-- Given exercise --
List each line of the data that holds the word "hiện".

-- Exercise data --
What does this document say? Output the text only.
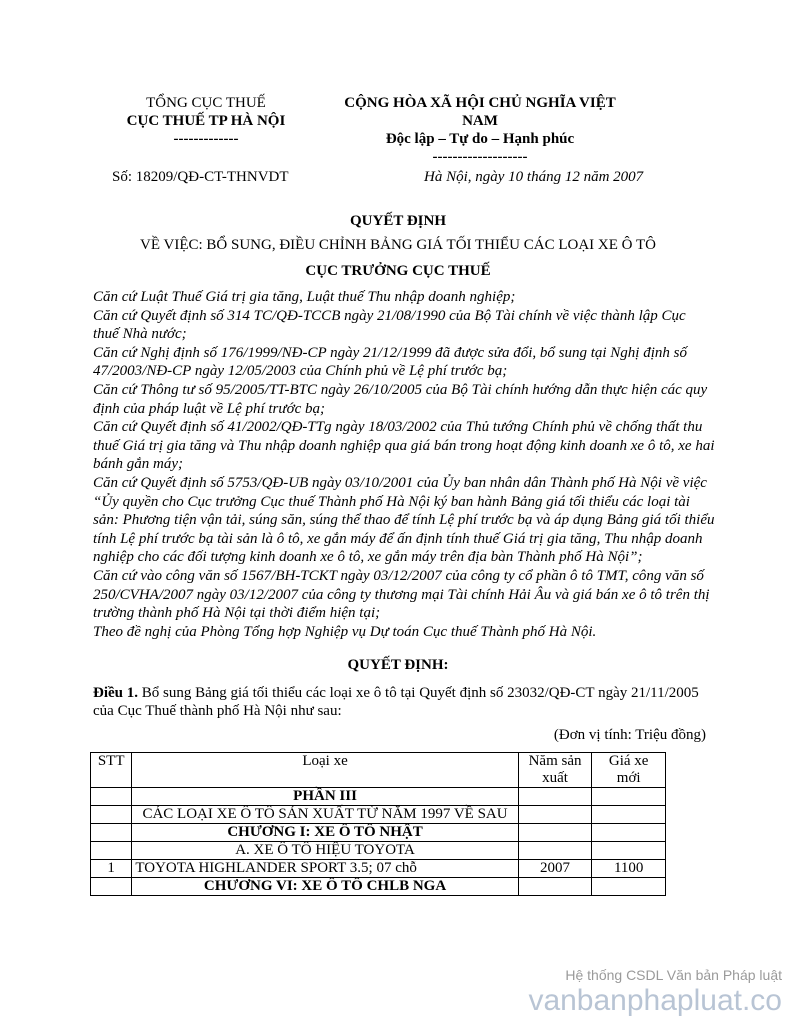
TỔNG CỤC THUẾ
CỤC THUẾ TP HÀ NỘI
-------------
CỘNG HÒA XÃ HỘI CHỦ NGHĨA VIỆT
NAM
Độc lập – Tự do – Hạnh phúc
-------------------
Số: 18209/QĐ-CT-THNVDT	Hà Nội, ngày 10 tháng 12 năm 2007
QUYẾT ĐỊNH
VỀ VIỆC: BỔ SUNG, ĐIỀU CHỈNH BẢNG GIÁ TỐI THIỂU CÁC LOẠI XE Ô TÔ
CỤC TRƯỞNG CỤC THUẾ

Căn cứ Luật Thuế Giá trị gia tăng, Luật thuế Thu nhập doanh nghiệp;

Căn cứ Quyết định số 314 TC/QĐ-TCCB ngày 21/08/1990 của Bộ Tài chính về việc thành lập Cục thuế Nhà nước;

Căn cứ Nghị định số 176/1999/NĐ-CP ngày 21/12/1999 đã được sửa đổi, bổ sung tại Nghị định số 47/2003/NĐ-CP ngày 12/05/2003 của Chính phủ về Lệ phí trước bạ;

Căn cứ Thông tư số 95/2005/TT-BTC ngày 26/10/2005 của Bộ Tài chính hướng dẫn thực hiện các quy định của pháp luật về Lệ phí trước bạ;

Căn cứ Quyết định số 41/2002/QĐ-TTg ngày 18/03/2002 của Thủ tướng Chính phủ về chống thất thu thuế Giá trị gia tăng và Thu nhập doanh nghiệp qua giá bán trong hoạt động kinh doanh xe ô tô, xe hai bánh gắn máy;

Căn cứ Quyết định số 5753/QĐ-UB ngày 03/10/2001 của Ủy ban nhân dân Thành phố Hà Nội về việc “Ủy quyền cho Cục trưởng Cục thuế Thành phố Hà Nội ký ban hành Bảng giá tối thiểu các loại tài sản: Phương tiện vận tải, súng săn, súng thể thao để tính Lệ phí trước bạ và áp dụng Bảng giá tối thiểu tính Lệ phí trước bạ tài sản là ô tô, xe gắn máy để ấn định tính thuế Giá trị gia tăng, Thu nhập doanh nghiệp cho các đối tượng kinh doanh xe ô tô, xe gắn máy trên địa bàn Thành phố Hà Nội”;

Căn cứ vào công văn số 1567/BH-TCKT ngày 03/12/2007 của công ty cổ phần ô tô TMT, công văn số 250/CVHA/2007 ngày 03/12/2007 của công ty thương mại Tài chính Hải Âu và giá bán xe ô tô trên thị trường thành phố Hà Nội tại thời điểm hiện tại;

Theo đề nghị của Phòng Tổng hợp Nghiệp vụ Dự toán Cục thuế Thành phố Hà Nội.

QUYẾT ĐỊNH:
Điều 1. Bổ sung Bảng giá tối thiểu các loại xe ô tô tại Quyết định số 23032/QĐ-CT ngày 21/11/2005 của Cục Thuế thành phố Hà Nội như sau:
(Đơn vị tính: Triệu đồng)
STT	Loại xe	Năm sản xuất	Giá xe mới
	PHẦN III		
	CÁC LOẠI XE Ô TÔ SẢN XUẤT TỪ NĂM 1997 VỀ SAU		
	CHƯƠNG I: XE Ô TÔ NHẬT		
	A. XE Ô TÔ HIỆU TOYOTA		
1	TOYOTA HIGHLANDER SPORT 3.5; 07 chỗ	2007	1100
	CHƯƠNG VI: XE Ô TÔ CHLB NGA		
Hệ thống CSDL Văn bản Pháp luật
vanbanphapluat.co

-- Output for this task --
Căn cứ Thông tư số 95/2005/TT-BTC ngày 26/10/2005 của Bộ Tài chính hướng dẫn thực hiện các quy định của pháp luật về Lệ phí trước bạ;
Căn cứ vào công văn số 1567/BH-TCKT ngày 03/12/2007 của công ty cổ phần ô tô TMT, công văn số 250/CVHA/2007 ngày 03/12/2007 của công ty thương mại Tài chính Hải Âu và giá bán xe ô tô trên thị trường thành phố Hà Nội tại thời điểm hiện tại;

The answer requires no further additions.